Short problem:
Wherever a line below holds the word "CLIFTONVILLE", copy that line.

-------- Task inputs --------

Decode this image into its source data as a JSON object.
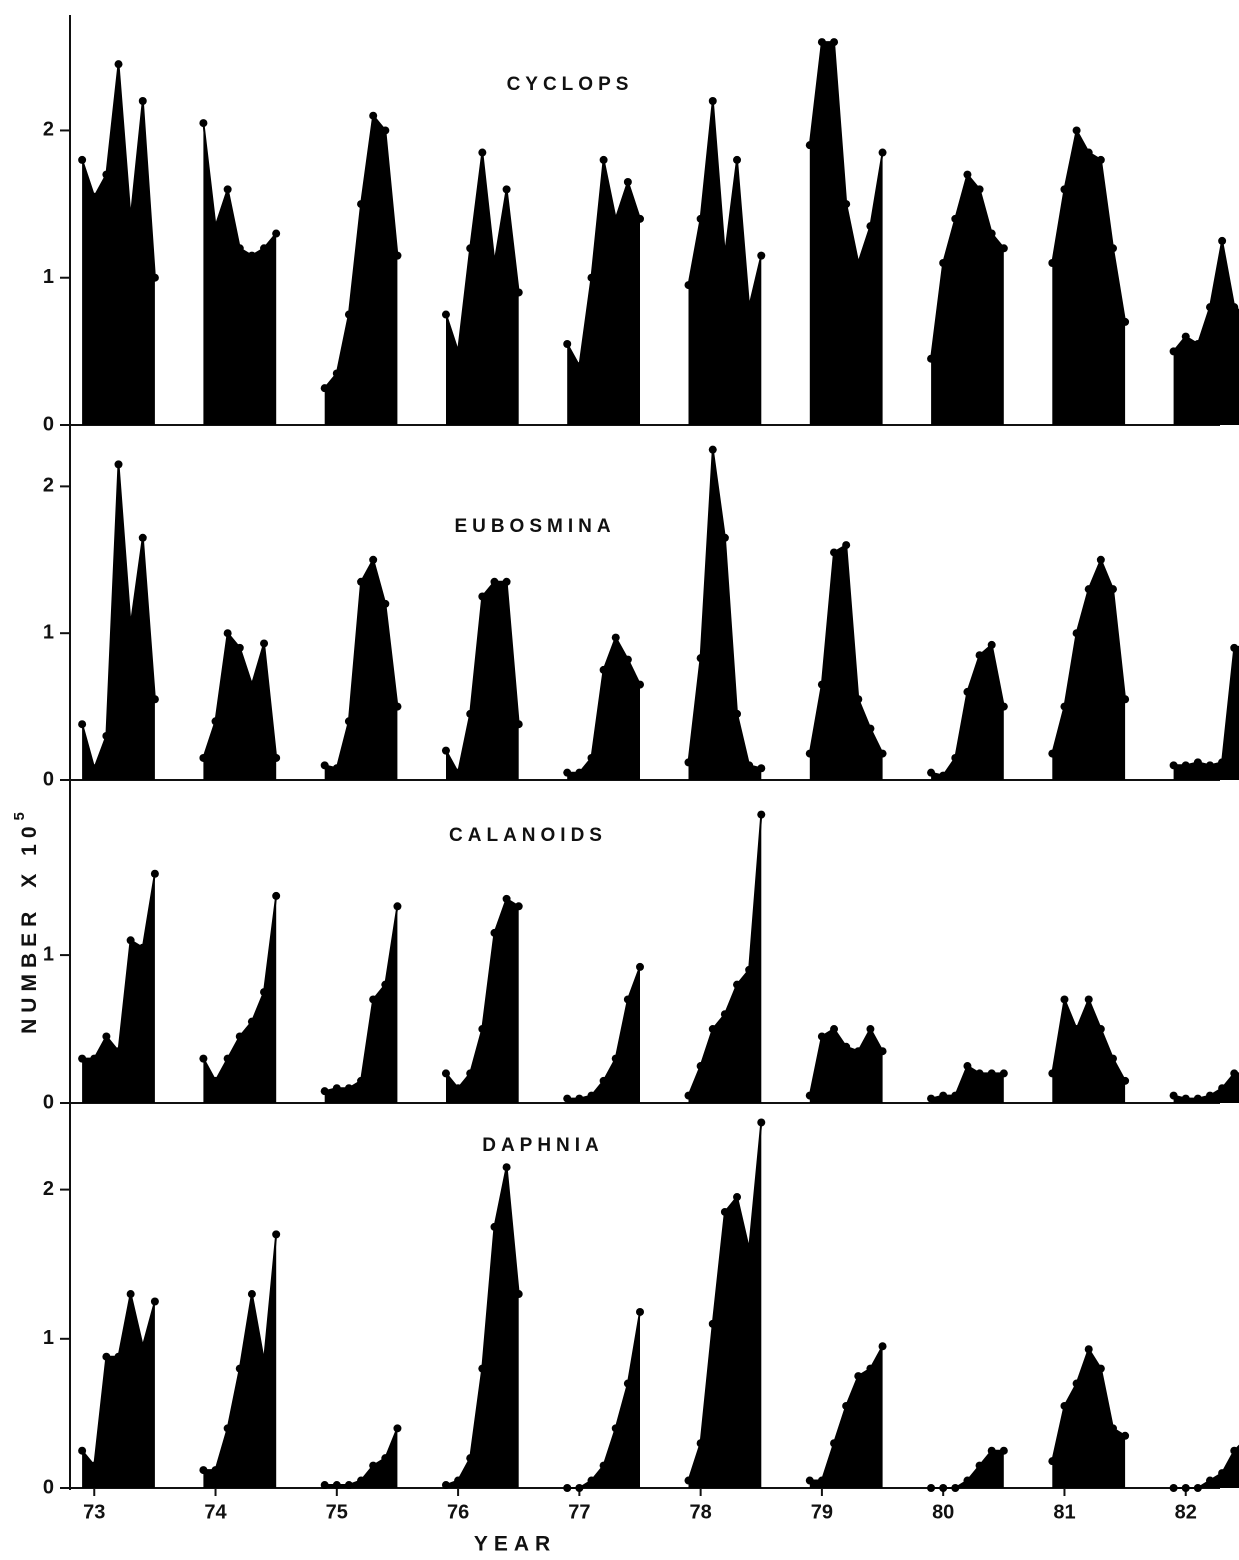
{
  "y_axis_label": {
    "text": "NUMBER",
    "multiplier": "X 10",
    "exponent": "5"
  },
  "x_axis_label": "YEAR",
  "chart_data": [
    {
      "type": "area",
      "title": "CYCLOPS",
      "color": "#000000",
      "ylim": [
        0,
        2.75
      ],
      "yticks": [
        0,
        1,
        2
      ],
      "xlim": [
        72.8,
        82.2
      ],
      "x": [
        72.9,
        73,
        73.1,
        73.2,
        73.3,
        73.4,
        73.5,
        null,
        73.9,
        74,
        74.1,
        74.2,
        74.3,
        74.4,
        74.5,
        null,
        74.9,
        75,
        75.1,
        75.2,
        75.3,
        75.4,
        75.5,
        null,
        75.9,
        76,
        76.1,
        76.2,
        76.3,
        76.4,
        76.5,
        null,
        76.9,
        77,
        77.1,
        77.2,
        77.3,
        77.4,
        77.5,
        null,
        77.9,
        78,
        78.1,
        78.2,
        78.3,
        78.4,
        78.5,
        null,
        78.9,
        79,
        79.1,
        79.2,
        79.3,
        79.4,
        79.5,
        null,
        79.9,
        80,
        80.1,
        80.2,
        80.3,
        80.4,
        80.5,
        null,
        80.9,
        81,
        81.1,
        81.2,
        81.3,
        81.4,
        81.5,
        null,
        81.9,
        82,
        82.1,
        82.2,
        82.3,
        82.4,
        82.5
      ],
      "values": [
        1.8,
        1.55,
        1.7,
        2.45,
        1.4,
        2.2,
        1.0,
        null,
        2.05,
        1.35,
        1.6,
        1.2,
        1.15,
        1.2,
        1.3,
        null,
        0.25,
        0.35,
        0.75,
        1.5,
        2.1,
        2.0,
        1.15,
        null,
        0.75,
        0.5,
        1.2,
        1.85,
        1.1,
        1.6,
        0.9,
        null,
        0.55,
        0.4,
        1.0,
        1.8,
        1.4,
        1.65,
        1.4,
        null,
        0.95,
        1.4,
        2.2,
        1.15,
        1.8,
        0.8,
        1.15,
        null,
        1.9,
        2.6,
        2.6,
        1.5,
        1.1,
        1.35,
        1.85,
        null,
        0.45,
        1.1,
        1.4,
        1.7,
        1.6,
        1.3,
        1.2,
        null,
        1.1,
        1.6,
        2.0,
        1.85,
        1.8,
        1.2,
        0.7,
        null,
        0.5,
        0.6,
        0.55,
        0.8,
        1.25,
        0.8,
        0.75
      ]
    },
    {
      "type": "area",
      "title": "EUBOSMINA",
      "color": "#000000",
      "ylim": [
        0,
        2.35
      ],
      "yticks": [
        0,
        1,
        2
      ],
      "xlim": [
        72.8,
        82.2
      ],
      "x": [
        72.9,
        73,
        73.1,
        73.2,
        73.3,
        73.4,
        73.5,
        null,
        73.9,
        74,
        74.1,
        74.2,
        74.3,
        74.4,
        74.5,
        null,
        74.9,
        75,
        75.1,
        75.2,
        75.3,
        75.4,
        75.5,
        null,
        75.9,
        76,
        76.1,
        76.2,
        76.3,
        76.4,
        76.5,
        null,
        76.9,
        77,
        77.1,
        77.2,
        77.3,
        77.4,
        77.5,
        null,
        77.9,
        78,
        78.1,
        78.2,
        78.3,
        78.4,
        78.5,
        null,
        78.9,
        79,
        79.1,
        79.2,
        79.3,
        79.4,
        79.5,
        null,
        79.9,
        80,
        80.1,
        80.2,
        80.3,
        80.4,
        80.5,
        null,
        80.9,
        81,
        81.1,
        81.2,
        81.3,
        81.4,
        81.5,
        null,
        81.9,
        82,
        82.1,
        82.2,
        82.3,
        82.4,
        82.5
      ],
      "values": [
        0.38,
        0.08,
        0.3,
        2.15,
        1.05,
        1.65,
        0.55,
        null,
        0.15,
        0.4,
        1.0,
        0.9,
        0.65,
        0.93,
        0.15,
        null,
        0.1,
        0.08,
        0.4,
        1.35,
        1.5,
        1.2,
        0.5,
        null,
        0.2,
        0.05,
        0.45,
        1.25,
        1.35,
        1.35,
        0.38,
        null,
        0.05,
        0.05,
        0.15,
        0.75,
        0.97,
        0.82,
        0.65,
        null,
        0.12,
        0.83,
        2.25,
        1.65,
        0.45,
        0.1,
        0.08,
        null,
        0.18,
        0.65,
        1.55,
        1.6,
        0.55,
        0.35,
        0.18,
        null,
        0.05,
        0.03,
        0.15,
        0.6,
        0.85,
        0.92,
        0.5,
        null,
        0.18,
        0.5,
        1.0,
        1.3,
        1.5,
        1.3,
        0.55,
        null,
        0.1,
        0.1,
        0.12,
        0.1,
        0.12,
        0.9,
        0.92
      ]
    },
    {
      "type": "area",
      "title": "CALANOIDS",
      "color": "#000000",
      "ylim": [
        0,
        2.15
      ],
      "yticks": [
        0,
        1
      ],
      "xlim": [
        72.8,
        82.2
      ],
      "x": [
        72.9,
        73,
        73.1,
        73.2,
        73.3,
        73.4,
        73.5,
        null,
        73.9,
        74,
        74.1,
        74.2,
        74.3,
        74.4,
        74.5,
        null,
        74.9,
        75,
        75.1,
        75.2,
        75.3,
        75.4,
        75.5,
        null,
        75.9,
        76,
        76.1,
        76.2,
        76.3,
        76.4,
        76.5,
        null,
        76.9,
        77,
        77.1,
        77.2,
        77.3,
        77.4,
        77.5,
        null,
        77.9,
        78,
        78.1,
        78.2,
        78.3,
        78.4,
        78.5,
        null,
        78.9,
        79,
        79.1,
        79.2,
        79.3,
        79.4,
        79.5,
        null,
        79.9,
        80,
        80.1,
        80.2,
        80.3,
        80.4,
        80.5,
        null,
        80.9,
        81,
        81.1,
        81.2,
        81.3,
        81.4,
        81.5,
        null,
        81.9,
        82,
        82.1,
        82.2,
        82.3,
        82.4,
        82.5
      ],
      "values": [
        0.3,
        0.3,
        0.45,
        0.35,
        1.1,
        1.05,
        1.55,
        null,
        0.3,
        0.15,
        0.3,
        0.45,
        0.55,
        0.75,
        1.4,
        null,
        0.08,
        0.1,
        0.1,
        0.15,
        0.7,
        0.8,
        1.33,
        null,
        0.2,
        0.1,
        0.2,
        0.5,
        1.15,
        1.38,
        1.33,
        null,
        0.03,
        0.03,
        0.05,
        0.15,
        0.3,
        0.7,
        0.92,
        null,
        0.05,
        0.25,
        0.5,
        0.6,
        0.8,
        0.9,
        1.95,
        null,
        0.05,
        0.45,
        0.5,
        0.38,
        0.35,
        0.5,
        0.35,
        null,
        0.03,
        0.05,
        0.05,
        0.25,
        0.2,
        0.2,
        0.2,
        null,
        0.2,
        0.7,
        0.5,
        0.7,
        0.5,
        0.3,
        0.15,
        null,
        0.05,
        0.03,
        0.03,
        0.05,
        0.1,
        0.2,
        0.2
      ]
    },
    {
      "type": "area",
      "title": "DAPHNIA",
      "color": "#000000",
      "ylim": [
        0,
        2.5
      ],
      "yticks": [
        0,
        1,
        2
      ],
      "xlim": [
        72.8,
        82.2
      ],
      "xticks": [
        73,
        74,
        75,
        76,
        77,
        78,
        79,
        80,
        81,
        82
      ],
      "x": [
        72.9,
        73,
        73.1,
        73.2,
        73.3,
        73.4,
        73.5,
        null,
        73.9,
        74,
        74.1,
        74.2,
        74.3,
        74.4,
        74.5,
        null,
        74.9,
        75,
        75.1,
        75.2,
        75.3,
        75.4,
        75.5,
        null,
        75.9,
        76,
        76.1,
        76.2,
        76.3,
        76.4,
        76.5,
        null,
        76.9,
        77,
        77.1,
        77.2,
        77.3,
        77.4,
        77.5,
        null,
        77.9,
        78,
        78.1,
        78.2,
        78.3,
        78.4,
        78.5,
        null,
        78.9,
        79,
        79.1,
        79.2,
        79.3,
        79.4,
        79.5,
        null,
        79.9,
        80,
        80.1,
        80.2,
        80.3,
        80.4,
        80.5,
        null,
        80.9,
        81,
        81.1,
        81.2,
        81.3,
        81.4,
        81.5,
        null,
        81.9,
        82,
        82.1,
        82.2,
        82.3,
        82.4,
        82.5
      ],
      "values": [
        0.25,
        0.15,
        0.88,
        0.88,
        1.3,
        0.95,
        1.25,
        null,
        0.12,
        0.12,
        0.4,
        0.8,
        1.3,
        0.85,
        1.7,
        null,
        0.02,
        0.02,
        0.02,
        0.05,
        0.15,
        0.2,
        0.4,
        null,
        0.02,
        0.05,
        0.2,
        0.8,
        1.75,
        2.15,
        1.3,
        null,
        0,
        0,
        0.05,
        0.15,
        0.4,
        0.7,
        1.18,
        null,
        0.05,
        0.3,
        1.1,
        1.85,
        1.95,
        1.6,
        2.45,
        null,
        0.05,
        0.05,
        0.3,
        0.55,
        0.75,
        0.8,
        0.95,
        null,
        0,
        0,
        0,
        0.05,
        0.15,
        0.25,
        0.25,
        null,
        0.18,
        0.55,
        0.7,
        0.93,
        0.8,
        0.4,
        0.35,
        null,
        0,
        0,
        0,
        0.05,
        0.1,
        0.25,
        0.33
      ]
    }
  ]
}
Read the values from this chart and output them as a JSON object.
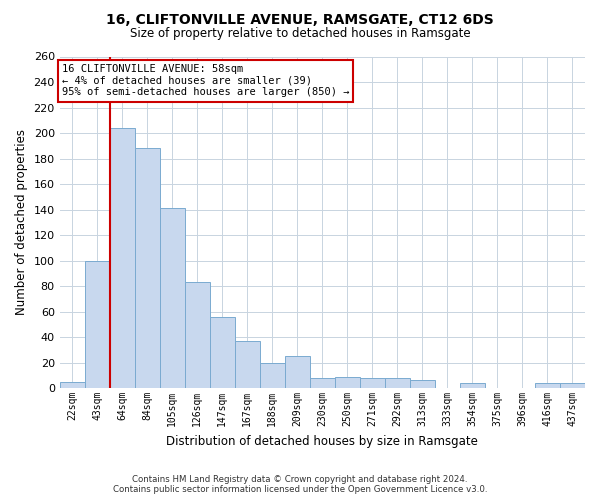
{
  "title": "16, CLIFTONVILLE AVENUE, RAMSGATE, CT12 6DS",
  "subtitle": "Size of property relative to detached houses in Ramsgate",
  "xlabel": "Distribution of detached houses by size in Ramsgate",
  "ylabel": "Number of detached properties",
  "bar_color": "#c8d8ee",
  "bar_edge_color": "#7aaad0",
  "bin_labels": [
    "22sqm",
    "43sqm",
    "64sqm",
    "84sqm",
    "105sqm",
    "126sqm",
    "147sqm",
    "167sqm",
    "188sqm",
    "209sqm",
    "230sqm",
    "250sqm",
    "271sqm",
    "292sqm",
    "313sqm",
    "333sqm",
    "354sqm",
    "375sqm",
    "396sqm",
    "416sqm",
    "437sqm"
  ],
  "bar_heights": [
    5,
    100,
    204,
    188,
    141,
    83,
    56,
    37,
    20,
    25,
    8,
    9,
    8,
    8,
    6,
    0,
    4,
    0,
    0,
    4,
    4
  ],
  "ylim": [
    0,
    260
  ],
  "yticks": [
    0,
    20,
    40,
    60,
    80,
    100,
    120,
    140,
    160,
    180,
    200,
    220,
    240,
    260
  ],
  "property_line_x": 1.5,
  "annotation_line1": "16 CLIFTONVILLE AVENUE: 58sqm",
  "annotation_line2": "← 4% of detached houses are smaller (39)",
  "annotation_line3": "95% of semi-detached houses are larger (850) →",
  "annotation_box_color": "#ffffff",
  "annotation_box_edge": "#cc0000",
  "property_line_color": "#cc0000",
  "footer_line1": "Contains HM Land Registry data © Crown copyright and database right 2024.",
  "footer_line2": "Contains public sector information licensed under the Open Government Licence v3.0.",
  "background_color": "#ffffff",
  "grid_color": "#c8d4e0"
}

--------

Result below:
  "title": "16, CLIFTONVILLE AVENUE, RAMSGATE, CT12 6DS",
  "annotation_line1": "16 CLIFTONVILLE AVENUE: 58sqm",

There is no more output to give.